Count how many lines in this material contain "dále". The answer is that number alone.

>>>

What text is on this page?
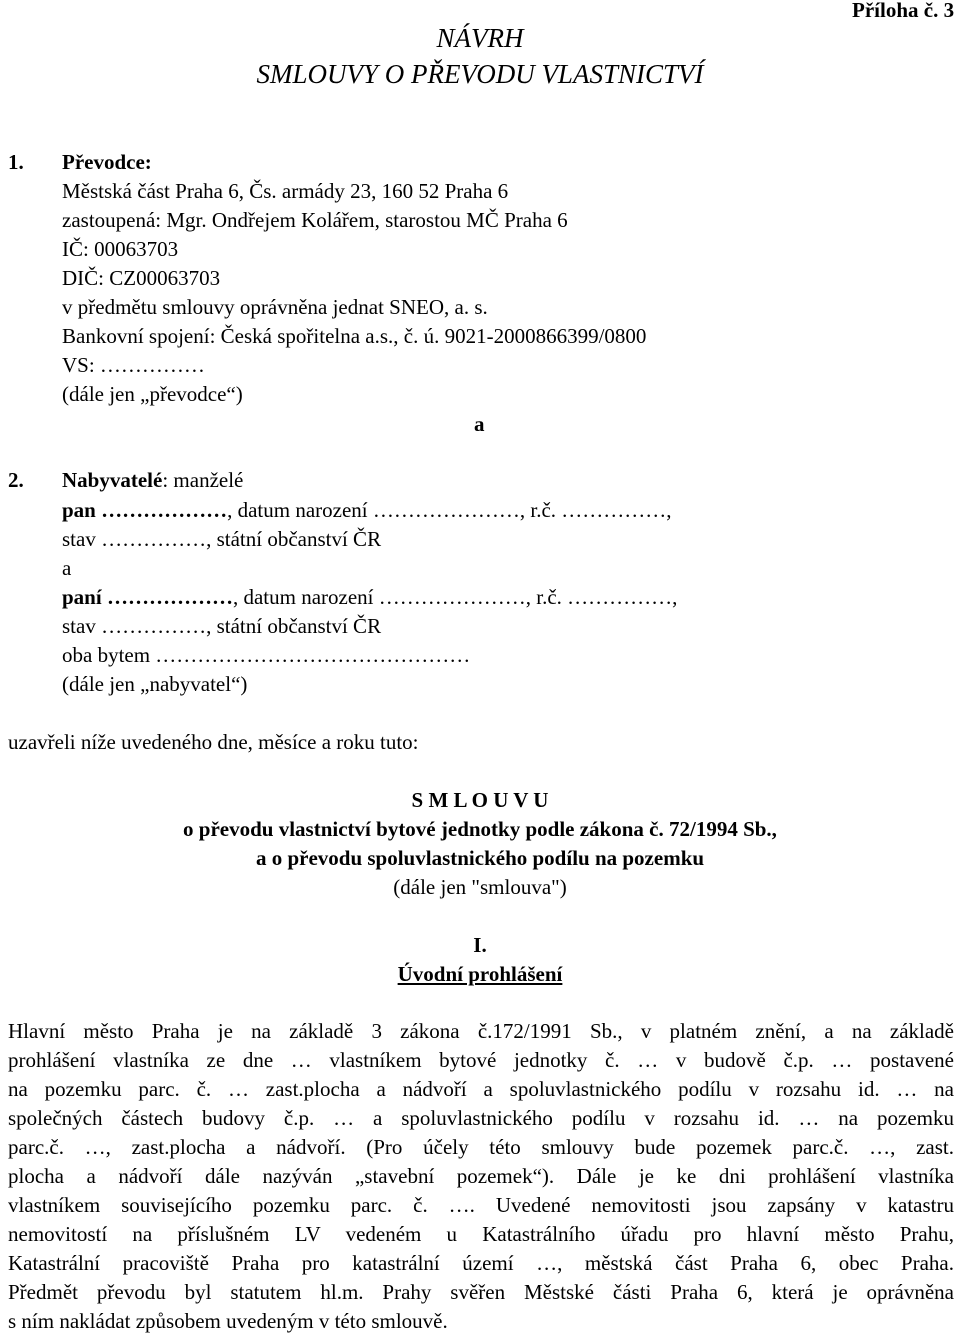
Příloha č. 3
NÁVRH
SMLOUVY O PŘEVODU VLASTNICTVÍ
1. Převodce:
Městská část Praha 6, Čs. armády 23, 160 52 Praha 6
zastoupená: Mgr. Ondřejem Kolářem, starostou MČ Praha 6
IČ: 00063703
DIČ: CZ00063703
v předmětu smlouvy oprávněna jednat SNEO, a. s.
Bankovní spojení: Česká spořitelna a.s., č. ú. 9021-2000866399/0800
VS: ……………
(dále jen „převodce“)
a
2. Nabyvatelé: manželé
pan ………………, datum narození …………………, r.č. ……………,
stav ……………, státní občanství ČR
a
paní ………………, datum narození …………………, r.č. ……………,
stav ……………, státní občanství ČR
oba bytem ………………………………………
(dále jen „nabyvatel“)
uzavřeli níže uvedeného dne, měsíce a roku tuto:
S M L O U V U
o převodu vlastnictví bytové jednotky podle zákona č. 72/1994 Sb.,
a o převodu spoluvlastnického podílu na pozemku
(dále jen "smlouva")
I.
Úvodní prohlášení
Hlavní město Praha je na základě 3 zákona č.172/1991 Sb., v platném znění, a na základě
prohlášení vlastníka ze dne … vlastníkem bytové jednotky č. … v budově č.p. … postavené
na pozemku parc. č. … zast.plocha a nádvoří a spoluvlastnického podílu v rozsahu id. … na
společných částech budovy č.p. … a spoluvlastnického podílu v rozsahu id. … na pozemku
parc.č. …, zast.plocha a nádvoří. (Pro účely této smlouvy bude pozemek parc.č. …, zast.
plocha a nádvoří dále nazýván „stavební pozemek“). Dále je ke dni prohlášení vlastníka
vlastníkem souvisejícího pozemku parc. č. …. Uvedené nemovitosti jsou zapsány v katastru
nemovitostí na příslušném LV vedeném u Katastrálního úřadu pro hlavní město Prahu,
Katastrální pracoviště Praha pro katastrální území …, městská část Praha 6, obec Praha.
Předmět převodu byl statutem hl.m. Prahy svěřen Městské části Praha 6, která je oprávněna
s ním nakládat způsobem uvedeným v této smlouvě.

<<<

Result: 4